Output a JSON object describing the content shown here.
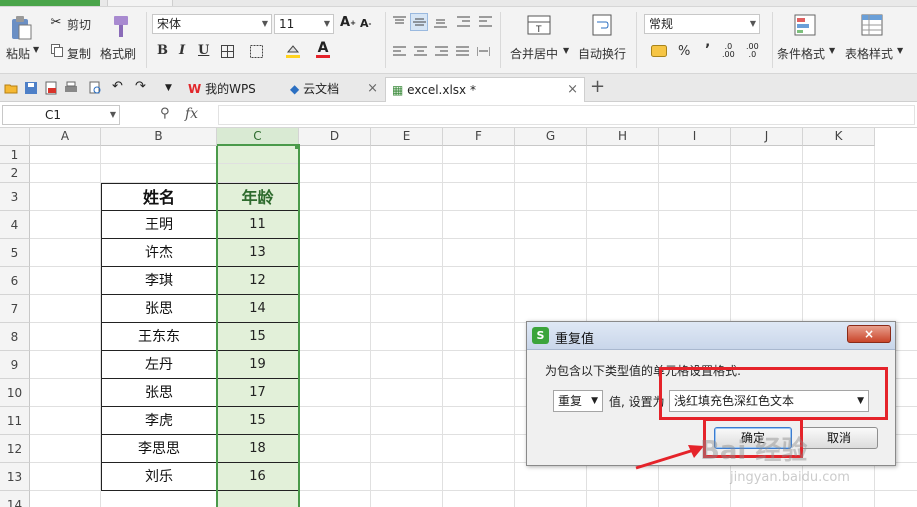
{
  "ribbon": {
    "paste_label": "粘贴",
    "cut_label": "剪切",
    "copy_label": "复制",
    "format_painter_label": "格式刷",
    "font_name": "宋体",
    "font_size": "11",
    "bold": "B",
    "italic": "I",
    "underline": "U",
    "merge_center_label": "合并居中",
    "wrap_text_label": "自动换行",
    "number_format": "常规",
    "percent": "%",
    "comma": "’",
    "conditional_format_label": "条件格式",
    "table_style_label": "表格样式"
  },
  "tabs": {
    "my_wps": "我的WPS",
    "cloud_docs": "云文档",
    "file_tab": "excel.xlsx *",
    "close": "×",
    "add": "+"
  },
  "formula_bar": {
    "name_box": "C1",
    "fx": "fx"
  },
  "grid": {
    "columns": [
      "A",
      "B",
      "C",
      "D",
      "E",
      "F",
      "G",
      "H",
      "I",
      "J",
      "K"
    ],
    "rows": [
      "1",
      "2",
      "3",
      "4",
      "5",
      "6",
      "7",
      "8",
      "9",
      "10",
      "11",
      "12",
      "13",
      "14"
    ],
    "header_name": "姓名",
    "header_age": "年龄",
    "records": [
      {
        "name": "王明",
        "age": "11"
      },
      {
        "name": "许杰",
        "age": "13"
      },
      {
        "name": "李琪",
        "age": "12"
      },
      {
        "name": "张思",
        "age": "14"
      },
      {
        "name": "王东东",
        "age": "15"
      },
      {
        "name": "左丹",
        "age": "19"
      },
      {
        "name": "张思",
        "age": "17"
      },
      {
        "name": "李虎",
        "age": "15"
      },
      {
        "name": "李思思",
        "age": "18"
      },
      {
        "name": "刘乐",
        "age": "16"
      }
    ]
  },
  "dialog": {
    "logo": "S",
    "title": "重复值",
    "close": "×",
    "description": "为包含以下类型值的单元格设置格式:",
    "rule_type": "重复",
    "middle_text": "值, 设置为",
    "format_choice": "浅红填充色深红色文本",
    "ok_label": "确定",
    "cancel_label": "取消"
  },
  "watermark": {
    "text": "Bai 经验",
    "sub": "jingyan.baidu.com"
  },
  "colors": {
    "selection_green": "#4a9a4a",
    "selected_fill": "#e2f0d9",
    "annotation_red": "#e5232a"
  }
}
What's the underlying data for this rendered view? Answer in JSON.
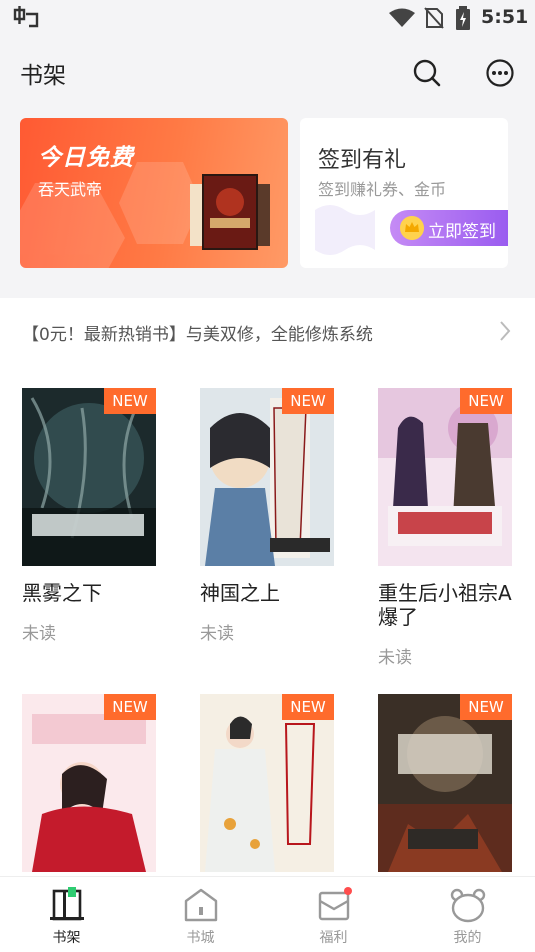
{
  "status_bar": {
    "time": "5:51"
  },
  "header": {
    "title": "书架"
  },
  "promo_free": {
    "label": "今日免费",
    "book": "吞天武帝"
  },
  "promo_sign": {
    "title": "签到有礼",
    "subtitle": "签到赚礼券、金币",
    "button": "立即签到"
  },
  "banner": {
    "text": "【0元！最新热销书】与美双修，全能修炼系统"
  },
  "books": [
    {
      "title": "黑雾之下",
      "status": "未读",
      "badge": "NEW"
    },
    {
      "title": "神国之上",
      "status": "未读",
      "badge": "NEW"
    },
    {
      "title": "重生后小祖宗A爆了",
      "status": "未读",
      "badge": "NEW"
    },
    {
      "title": "",
      "status": "",
      "badge": "NEW"
    },
    {
      "title": "",
      "status": "",
      "badge": "NEW"
    },
    {
      "title": "",
      "status": "",
      "badge": "NEW"
    }
  ],
  "bottom_nav": [
    {
      "label": "书架",
      "active": true,
      "icon": "bookshelf-icon"
    },
    {
      "label": "书城",
      "active": false,
      "icon": "store-icon"
    },
    {
      "label": "福利",
      "active": false,
      "icon": "gift-icon"
    },
    {
      "label": "我的",
      "active": false,
      "icon": "profile-icon"
    }
  ],
  "colors": {
    "accent": "#ff6b2c",
    "sign_button": "#9a5cf0",
    "active_nav": "#2ecc71"
  }
}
* * * * * * * * *
#### [THE PROBLEM]
Every record gets retyped exactly; no picture goes into the copy.

#### [FULL SOLUTION]
Output a JSON object describing the content shown here.
{
  "ribbon": {
    "paste_label": "粘贴",
    "cut_label": "剪切",
    "copy_label": "复制",
    "format_painter_label": "格式刷",
    "font_name": "宋体",
    "font_size": "11",
    "bold": "B",
    "italic": "I",
    "underline": "U",
    "merge_center_label": "合并居中",
    "wrap_text_label": "自动换行",
    "number_format": "常规",
    "percent": "%",
    "comma": "’",
    "conditional_format_label": "条件格式",
    "table_style_label": "表格样式"
  },
  "tabs": {
    "my_wps": "我的WPS",
    "cloud_docs": "云文档",
    "file_tab": "excel.xlsx *",
    "close": "×",
    "add": "+"
  },
  "formula_bar": {
    "name_box": "C1",
    "fx": "fx"
  },
  "grid": {
    "columns": [
      "A",
      "B",
      "C",
      "D",
      "E",
      "F",
      "G",
      "H",
      "I",
      "J",
      "K"
    ],
    "rows": [
      "1",
      "2",
      "3",
      "4",
      "5",
      "6",
      "7",
      "8",
      "9",
      "10",
      "11",
      "12",
      "13",
      "14"
    ],
    "header_name": "姓名",
    "header_age": "年龄",
    "records": [
      {
        "name": "王明",
        "age": "11"
      },
      {
        "name": "许杰",
        "age": "13"
      },
      {
        "name": "李琪",
        "age": "12"
      },
      {
        "name": "张思",
        "age": "14"
      },
      {
        "name": "王东东",
        "age": "15"
      },
      {
        "name": "左丹",
        "age": "19"
      },
      {
        "name": "张思",
        "age": "17"
      },
      {
        "name": "李虎",
        "age": "15"
      },
      {
        "name": "李思思",
        "age": "18"
      },
      {
        "name": "刘乐",
        "age": "16"
      }
    ]
  },
  "dialog": {
    "logo": "S",
    "title": "重复值",
    "close": "×",
    "description": "为包含以下类型值的单元格设置格式:",
    "rule_type": "重复",
    "middle_text": "值, 设置为",
    "format_choice": "浅红填充色深红色文本",
    "ok_label": "确定",
    "cancel_label": "取消"
  },
  "watermark": {
    "text": "Bai 经验",
    "sub": "jingyan.baidu.com"
  },
  "colors": {
    "selection_green": "#4a9a4a",
    "selected_fill": "#e2f0d9",
    "annotation_red": "#e5232a"
  }
}
What's the underlying data for this rendered view? Answer in JSON.
{
  "status_bar": {
    "time": "5:51"
  },
  "header": {
    "title": "书架"
  },
  "promo_free": {
    "label": "今日免费",
    "book": "吞天武帝"
  },
  "promo_sign": {
    "title": "签到有礼",
    "subtitle": "签到赚礼券、金币",
    "button": "立即签到"
  },
  "banner": {
    "text": "【0元！最新热销书】与美双修，全能修炼系统"
  },
  "books": [
    {
      "title": "黑雾之下",
      "status": "未读",
      "badge": "NEW"
    },
    {
      "title": "神国之上",
      "status": "未读",
      "badge": "NEW"
    },
    {
      "title": "重生后小祖宗A爆了",
      "status": "未读",
      "badge": "NEW"
    },
    {
      "title": "",
      "status": "",
      "badge": "NEW"
    },
    {
      "title": "",
      "status": "",
      "badge": "NEW"
    },
    {
      "title": "",
      "status": "",
      "badge": "NEW"
    }
  ],
  "bottom_nav": [
    {
      "label": "书架",
      "active": true,
      "icon": "bookshelf-icon"
    },
    {
      "label": "书城",
      "active": false,
      "icon": "store-icon"
    },
    {
      "label": "福利",
      "active": false,
      "icon": "gift-icon"
    },
    {
      "label": "我的",
      "active": false,
      "icon": "profile-icon"
    }
  ],
  "colors": {
    "accent": "#ff6b2c",
    "sign_button": "#9a5cf0",
    "active_nav": "#2ecc71"
  }
}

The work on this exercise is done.